→ **Task directions**
Below is a block of records; reproduce all of them exactly and leave out any pictures.

→ **Exercise input**
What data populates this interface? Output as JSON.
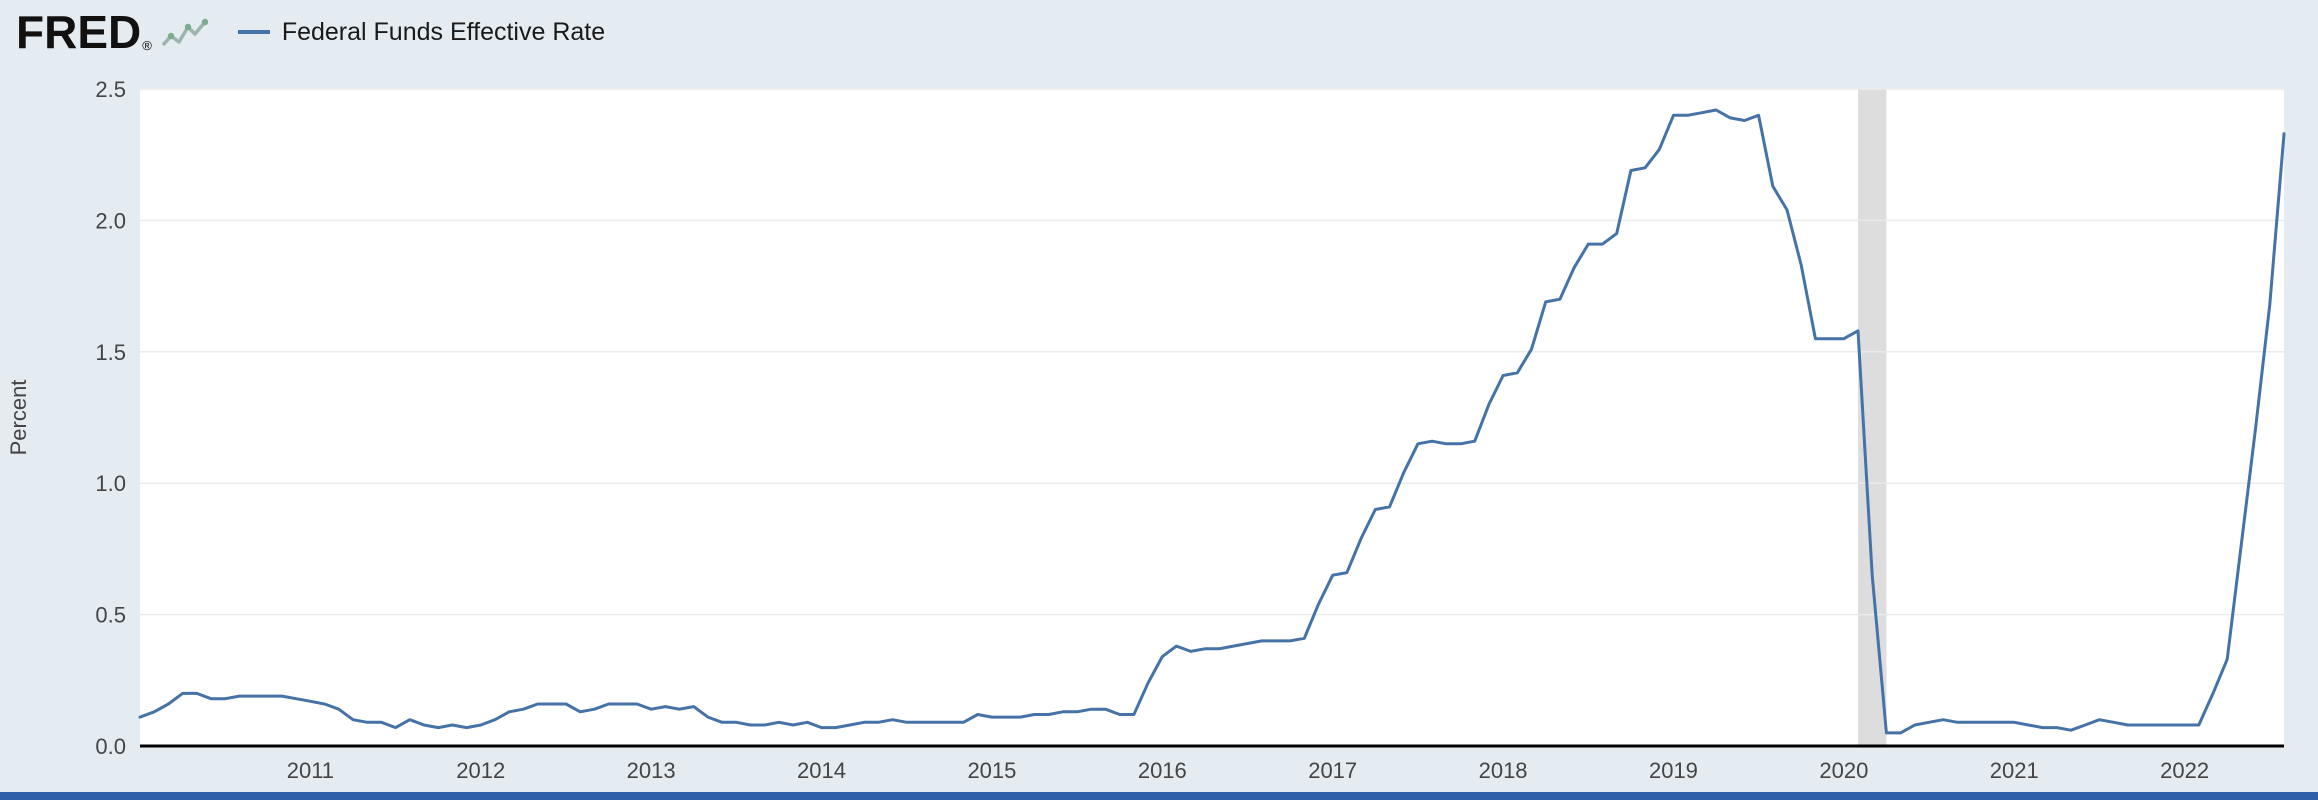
{
  "header": {
    "logo": "FRED",
    "logo_registered": "®"
  },
  "colors": {
    "background": "#e4ecf2",
    "plot_background": "#ffffff",
    "line": "#4572a7",
    "gridline": "#ebebeb",
    "recession_band": "#dddddd",
    "axis_text": "#444444",
    "baseline": "#000000",
    "footer_bar": "#2f5fa8"
  },
  "chart_data": {
    "type": "line",
    "title": "Federal Funds Effective Rate",
    "xlabel": "",
    "ylabel": "Percent",
    "ylim": [
      0.0,
      2.5
    ],
    "y_ticks": [
      0.0,
      0.5,
      1.0,
      1.5,
      2.0,
      2.5
    ],
    "x_ticks": [
      2011,
      2012,
      2013,
      2014,
      2015,
      2016,
      2017,
      2018,
      2019,
      2020,
      2021,
      2022
    ],
    "grid": "horizontal",
    "legend_position": "top-left",
    "frequency": "monthly",
    "start": "2010-01",
    "end": "2022-08",
    "recession_bands": [
      {
        "start": 2020.0833,
        "end": 2020.25
      }
    ],
    "series": [
      {
        "name": "Federal Funds Effective Rate",
        "color": "#4572a7",
        "values": [
          0.11,
          0.13,
          0.16,
          0.2,
          0.2,
          0.18,
          0.18,
          0.19,
          0.19,
          0.19,
          0.19,
          0.18,
          0.17,
          0.16,
          0.14,
          0.1,
          0.09,
          0.09,
          0.07,
          0.1,
          0.08,
          0.07,
          0.08,
          0.07,
          0.08,
          0.1,
          0.13,
          0.14,
          0.16,
          0.16,
          0.16,
          0.13,
          0.14,
          0.16,
          0.16,
          0.16,
          0.14,
          0.15,
          0.14,
          0.15,
          0.11,
          0.09,
          0.09,
          0.08,
          0.08,
          0.09,
          0.08,
          0.09,
          0.07,
          0.07,
          0.08,
          0.09,
          0.09,
          0.1,
          0.09,
          0.09,
          0.09,
          0.09,
          0.09,
          0.12,
          0.11,
          0.11,
          0.11,
          0.12,
          0.12,
          0.13,
          0.13,
          0.14,
          0.14,
          0.12,
          0.12,
          0.24,
          0.34,
          0.38,
          0.36,
          0.37,
          0.37,
          0.38,
          0.39,
          0.4,
          0.4,
          0.4,
          0.41,
          0.54,
          0.65,
          0.66,
          0.79,
          0.9,
          0.91,
          1.04,
          1.15,
          1.16,
          1.15,
          1.15,
          1.16,
          1.3,
          1.41,
          1.42,
          1.51,
          1.69,
          1.7,
          1.82,
          1.91,
          1.91,
          1.95,
          2.19,
          2.2,
          2.27,
          2.4,
          2.4,
          2.41,
          2.42,
          2.39,
          2.38,
          2.4,
          2.13,
          2.04,
          1.83,
          1.55,
          1.55,
          1.55,
          1.58,
          0.65,
          0.05,
          0.05,
          0.08,
          0.09,
          0.1,
          0.09,
          0.09,
          0.09,
          0.09,
          0.09,
          0.08,
          0.07,
          0.07,
          0.06,
          0.08,
          0.1,
          0.09,
          0.08,
          0.08,
          0.08,
          0.08,
          0.08,
          0.08,
          0.2,
          0.33,
          0.77,
          1.21,
          1.68,
          2.33
        ]
      }
    ]
  }
}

→ **Exercise response**
What data populates this interface? Output as JSON.
{
  "header": {
    "logo": "FRED",
    "logo_registered": "®"
  },
  "colors": {
    "background": "#e4ecf2",
    "plot_background": "#ffffff",
    "line": "#4572a7",
    "gridline": "#ebebeb",
    "recession_band": "#dddddd",
    "axis_text": "#444444",
    "baseline": "#000000",
    "footer_bar": "#2f5fa8"
  },
  "chart_data": {
    "type": "line",
    "title": "Federal Funds Effective Rate",
    "xlabel": "",
    "ylabel": "Percent",
    "ylim": [
      0.0,
      2.5
    ],
    "y_ticks": [
      0.0,
      0.5,
      1.0,
      1.5,
      2.0,
      2.5
    ],
    "x_ticks": [
      2011,
      2012,
      2013,
      2014,
      2015,
      2016,
      2017,
      2018,
      2019,
      2020,
      2021,
      2022
    ],
    "grid": "horizontal",
    "legend_position": "top-left",
    "frequency": "monthly",
    "start": "2010-01",
    "end": "2022-08",
    "recession_bands": [
      {
        "start": 2020.0833,
        "end": 2020.25
      }
    ],
    "series": [
      {
        "name": "Federal Funds Effective Rate",
        "color": "#4572a7",
        "values": [
          0.11,
          0.13,
          0.16,
          0.2,
          0.2,
          0.18,
          0.18,
          0.19,
          0.19,
          0.19,
          0.19,
          0.18,
          0.17,
          0.16,
          0.14,
          0.1,
          0.09,
          0.09,
          0.07,
          0.1,
          0.08,
          0.07,
          0.08,
          0.07,
          0.08,
          0.1,
          0.13,
          0.14,
          0.16,
          0.16,
          0.16,
          0.13,
          0.14,
          0.16,
          0.16,
          0.16,
          0.14,
          0.15,
          0.14,
          0.15,
          0.11,
          0.09,
          0.09,
          0.08,
          0.08,
          0.09,
          0.08,
          0.09,
          0.07,
          0.07,
          0.08,
          0.09,
          0.09,
          0.1,
          0.09,
          0.09,
          0.09,
          0.09,
          0.09,
          0.12,
          0.11,
          0.11,
          0.11,
          0.12,
          0.12,
          0.13,
          0.13,
          0.14,
          0.14,
          0.12,
          0.12,
          0.24,
          0.34,
          0.38,
          0.36,
          0.37,
          0.37,
          0.38,
          0.39,
          0.4,
          0.4,
          0.4,
          0.41,
          0.54,
          0.65,
          0.66,
          0.79,
          0.9,
          0.91,
          1.04,
          1.15,
          1.16,
          1.15,
          1.15,
          1.16,
          1.3,
          1.41,
          1.42,
          1.51,
          1.69,
          1.7,
          1.82,
          1.91,
          1.91,
          1.95,
          2.19,
          2.2,
          2.27,
          2.4,
          2.4,
          2.41,
          2.42,
          2.39,
          2.38,
          2.4,
          2.13,
          2.04,
          1.83,
          1.55,
          1.55,
          1.55,
          1.58,
          0.65,
          0.05,
          0.05,
          0.08,
          0.09,
          0.1,
          0.09,
          0.09,
          0.09,
          0.09,
          0.09,
          0.08,
          0.07,
          0.07,
          0.06,
          0.08,
          0.1,
          0.09,
          0.08,
          0.08,
          0.08,
          0.08,
          0.08,
          0.08,
          0.2,
          0.33,
          0.77,
          1.21,
          1.68,
          2.33
        ]
      }
    ]
  }
}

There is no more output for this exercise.